● **TASK DETAILS**
Copy out the material below in full, but not its images.

● **DATASET CONTENT**

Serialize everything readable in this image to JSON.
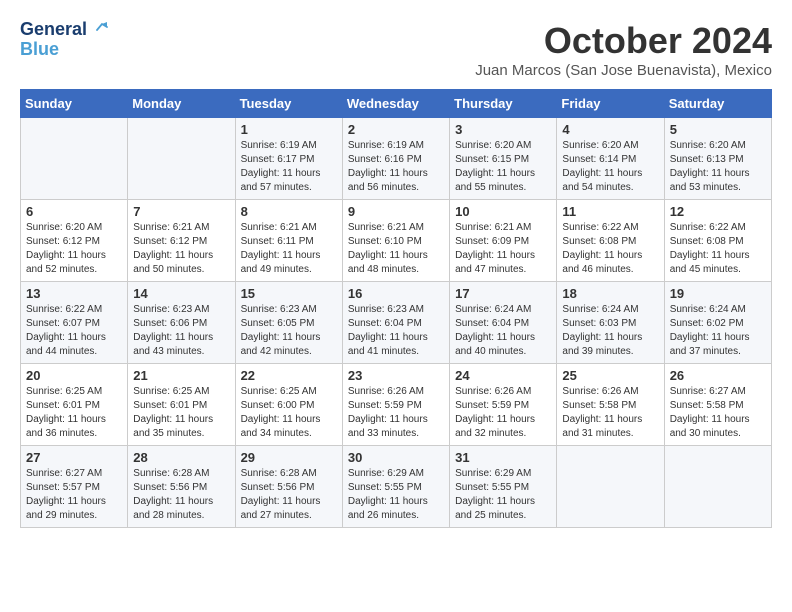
{
  "logo": {
    "text1": "General",
    "text2": "Blue"
  },
  "title": "October 2024",
  "subtitle": "Juan Marcos (San Jose Buenavista), Mexico",
  "weekdays": [
    "Sunday",
    "Monday",
    "Tuesday",
    "Wednesday",
    "Thursday",
    "Friday",
    "Saturday"
  ],
  "weeks": [
    [
      {
        "day": "",
        "info": ""
      },
      {
        "day": "",
        "info": ""
      },
      {
        "day": "1",
        "info": "Sunrise: 6:19 AM\nSunset: 6:17 PM\nDaylight: 11 hours and 57 minutes."
      },
      {
        "day": "2",
        "info": "Sunrise: 6:19 AM\nSunset: 6:16 PM\nDaylight: 11 hours and 56 minutes."
      },
      {
        "day": "3",
        "info": "Sunrise: 6:20 AM\nSunset: 6:15 PM\nDaylight: 11 hours and 55 minutes."
      },
      {
        "day": "4",
        "info": "Sunrise: 6:20 AM\nSunset: 6:14 PM\nDaylight: 11 hours and 54 minutes."
      },
      {
        "day": "5",
        "info": "Sunrise: 6:20 AM\nSunset: 6:13 PM\nDaylight: 11 hours and 53 minutes."
      }
    ],
    [
      {
        "day": "6",
        "info": "Sunrise: 6:20 AM\nSunset: 6:12 PM\nDaylight: 11 hours and 52 minutes."
      },
      {
        "day": "7",
        "info": "Sunrise: 6:21 AM\nSunset: 6:12 PM\nDaylight: 11 hours and 50 minutes."
      },
      {
        "day": "8",
        "info": "Sunrise: 6:21 AM\nSunset: 6:11 PM\nDaylight: 11 hours and 49 minutes."
      },
      {
        "day": "9",
        "info": "Sunrise: 6:21 AM\nSunset: 6:10 PM\nDaylight: 11 hours and 48 minutes."
      },
      {
        "day": "10",
        "info": "Sunrise: 6:21 AM\nSunset: 6:09 PM\nDaylight: 11 hours and 47 minutes."
      },
      {
        "day": "11",
        "info": "Sunrise: 6:22 AM\nSunset: 6:08 PM\nDaylight: 11 hours and 46 minutes."
      },
      {
        "day": "12",
        "info": "Sunrise: 6:22 AM\nSunset: 6:08 PM\nDaylight: 11 hours and 45 minutes."
      }
    ],
    [
      {
        "day": "13",
        "info": "Sunrise: 6:22 AM\nSunset: 6:07 PM\nDaylight: 11 hours and 44 minutes."
      },
      {
        "day": "14",
        "info": "Sunrise: 6:23 AM\nSunset: 6:06 PM\nDaylight: 11 hours and 43 minutes."
      },
      {
        "day": "15",
        "info": "Sunrise: 6:23 AM\nSunset: 6:05 PM\nDaylight: 11 hours and 42 minutes."
      },
      {
        "day": "16",
        "info": "Sunrise: 6:23 AM\nSunset: 6:04 PM\nDaylight: 11 hours and 41 minutes."
      },
      {
        "day": "17",
        "info": "Sunrise: 6:24 AM\nSunset: 6:04 PM\nDaylight: 11 hours and 40 minutes."
      },
      {
        "day": "18",
        "info": "Sunrise: 6:24 AM\nSunset: 6:03 PM\nDaylight: 11 hours and 39 minutes."
      },
      {
        "day": "19",
        "info": "Sunrise: 6:24 AM\nSunset: 6:02 PM\nDaylight: 11 hours and 37 minutes."
      }
    ],
    [
      {
        "day": "20",
        "info": "Sunrise: 6:25 AM\nSunset: 6:01 PM\nDaylight: 11 hours and 36 minutes."
      },
      {
        "day": "21",
        "info": "Sunrise: 6:25 AM\nSunset: 6:01 PM\nDaylight: 11 hours and 35 minutes."
      },
      {
        "day": "22",
        "info": "Sunrise: 6:25 AM\nSunset: 6:00 PM\nDaylight: 11 hours and 34 minutes."
      },
      {
        "day": "23",
        "info": "Sunrise: 6:26 AM\nSunset: 5:59 PM\nDaylight: 11 hours and 33 minutes."
      },
      {
        "day": "24",
        "info": "Sunrise: 6:26 AM\nSunset: 5:59 PM\nDaylight: 11 hours and 32 minutes."
      },
      {
        "day": "25",
        "info": "Sunrise: 6:26 AM\nSunset: 5:58 PM\nDaylight: 11 hours and 31 minutes."
      },
      {
        "day": "26",
        "info": "Sunrise: 6:27 AM\nSunset: 5:58 PM\nDaylight: 11 hours and 30 minutes."
      }
    ],
    [
      {
        "day": "27",
        "info": "Sunrise: 6:27 AM\nSunset: 5:57 PM\nDaylight: 11 hours and 29 minutes."
      },
      {
        "day": "28",
        "info": "Sunrise: 6:28 AM\nSunset: 5:56 PM\nDaylight: 11 hours and 28 minutes."
      },
      {
        "day": "29",
        "info": "Sunrise: 6:28 AM\nSunset: 5:56 PM\nDaylight: 11 hours and 27 minutes."
      },
      {
        "day": "30",
        "info": "Sunrise: 6:29 AM\nSunset: 5:55 PM\nDaylight: 11 hours and 26 minutes."
      },
      {
        "day": "31",
        "info": "Sunrise: 6:29 AM\nSunset: 5:55 PM\nDaylight: 11 hours and 25 minutes."
      },
      {
        "day": "",
        "info": ""
      },
      {
        "day": "",
        "info": ""
      }
    ]
  ]
}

● **OUTPUT FOR THIS EXERCISE**
Serialize everything readable in this image to JSON.
{
  "logo": {
    "text1": "General",
    "text2": "Blue"
  },
  "title": "October 2024",
  "subtitle": "Juan Marcos (San Jose Buenavista), Mexico",
  "weekdays": [
    "Sunday",
    "Monday",
    "Tuesday",
    "Wednesday",
    "Thursday",
    "Friday",
    "Saturday"
  ],
  "weeks": [
    [
      {
        "day": "",
        "info": ""
      },
      {
        "day": "",
        "info": ""
      },
      {
        "day": "1",
        "info": "Sunrise: 6:19 AM\nSunset: 6:17 PM\nDaylight: 11 hours and 57 minutes."
      },
      {
        "day": "2",
        "info": "Sunrise: 6:19 AM\nSunset: 6:16 PM\nDaylight: 11 hours and 56 minutes."
      },
      {
        "day": "3",
        "info": "Sunrise: 6:20 AM\nSunset: 6:15 PM\nDaylight: 11 hours and 55 minutes."
      },
      {
        "day": "4",
        "info": "Sunrise: 6:20 AM\nSunset: 6:14 PM\nDaylight: 11 hours and 54 minutes."
      },
      {
        "day": "5",
        "info": "Sunrise: 6:20 AM\nSunset: 6:13 PM\nDaylight: 11 hours and 53 minutes."
      }
    ],
    [
      {
        "day": "6",
        "info": "Sunrise: 6:20 AM\nSunset: 6:12 PM\nDaylight: 11 hours and 52 minutes."
      },
      {
        "day": "7",
        "info": "Sunrise: 6:21 AM\nSunset: 6:12 PM\nDaylight: 11 hours and 50 minutes."
      },
      {
        "day": "8",
        "info": "Sunrise: 6:21 AM\nSunset: 6:11 PM\nDaylight: 11 hours and 49 minutes."
      },
      {
        "day": "9",
        "info": "Sunrise: 6:21 AM\nSunset: 6:10 PM\nDaylight: 11 hours and 48 minutes."
      },
      {
        "day": "10",
        "info": "Sunrise: 6:21 AM\nSunset: 6:09 PM\nDaylight: 11 hours and 47 minutes."
      },
      {
        "day": "11",
        "info": "Sunrise: 6:22 AM\nSunset: 6:08 PM\nDaylight: 11 hours and 46 minutes."
      },
      {
        "day": "12",
        "info": "Sunrise: 6:22 AM\nSunset: 6:08 PM\nDaylight: 11 hours and 45 minutes."
      }
    ],
    [
      {
        "day": "13",
        "info": "Sunrise: 6:22 AM\nSunset: 6:07 PM\nDaylight: 11 hours and 44 minutes."
      },
      {
        "day": "14",
        "info": "Sunrise: 6:23 AM\nSunset: 6:06 PM\nDaylight: 11 hours and 43 minutes."
      },
      {
        "day": "15",
        "info": "Sunrise: 6:23 AM\nSunset: 6:05 PM\nDaylight: 11 hours and 42 minutes."
      },
      {
        "day": "16",
        "info": "Sunrise: 6:23 AM\nSunset: 6:04 PM\nDaylight: 11 hours and 41 minutes."
      },
      {
        "day": "17",
        "info": "Sunrise: 6:24 AM\nSunset: 6:04 PM\nDaylight: 11 hours and 40 minutes."
      },
      {
        "day": "18",
        "info": "Sunrise: 6:24 AM\nSunset: 6:03 PM\nDaylight: 11 hours and 39 minutes."
      },
      {
        "day": "19",
        "info": "Sunrise: 6:24 AM\nSunset: 6:02 PM\nDaylight: 11 hours and 37 minutes."
      }
    ],
    [
      {
        "day": "20",
        "info": "Sunrise: 6:25 AM\nSunset: 6:01 PM\nDaylight: 11 hours and 36 minutes."
      },
      {
        "day": "21",
        "info": "Sunrise: 6:25 AM\nSunset: 6:01 PM\nDaylight: 11 hours and 35 minutes."
      },
      {
        "day": "22",
        "info": "Sunrise: 6:25 AM\nSunset: 6:00 PM\nDaylight: 11 hours and 34 minutes."
      },
      {
        "day": "23",
        "info": "Sunrise: 6:26 AM\nSunset: 5:59 PM\nDaylight: 11 hours and 33 minutes."
      },
      {
        "day": "24",
        "info": "Sunrise: 6:26 AM\nSunset: 5:59 PM\nDaylight: 11 hours and 32 minutes."
      },
      {
        "day": "25",
        "info": "Sunrise: 6:26 AM\nSunset: 5:58 PM\nDaylight: 11 hours and 31 minutes."
      },
      {
        "day": "26",
        "info": "Sunrise: 6:27 AM\nSunset: 5:58 PM\nDaylight: 11 hours and 30 minutes."
      }
    ],
    [
      {
        "day": "27",
        "info": "Sunrise: 6:27 AM\nSunset: 5:57 PM\nDaylight: 11 hours and 29 minutes."
      },
      {
        "day": "28",
        "info": "Sunrise: 6:28 AM\nSunset: 5:56 PM\nDaylight: 11 hours and 28 minutes."
      },
      {
        "day": "29",
        "info": "Sunrise: 6:28 AM\nSunset: 5:56 PM\nDaylight: 11 hours and 27 minutes."
      },
      {
        "day": "30",
        "info": "Sunrise: 6:29 AM\nSunset: 5:55 PM\nDaylight: 11 hours and 26 minutes."
      },
      {
        "day": "31",
        "info": "Sunrise: 6:29 AM\nSunset: 5:55 PM\nDaylight: 11 hours and 25 minutes."
      },
      {
        "day": "",
        "info": ""
      },
      {
        "day": "",
        "info": ""
      }
    ]
  ]
}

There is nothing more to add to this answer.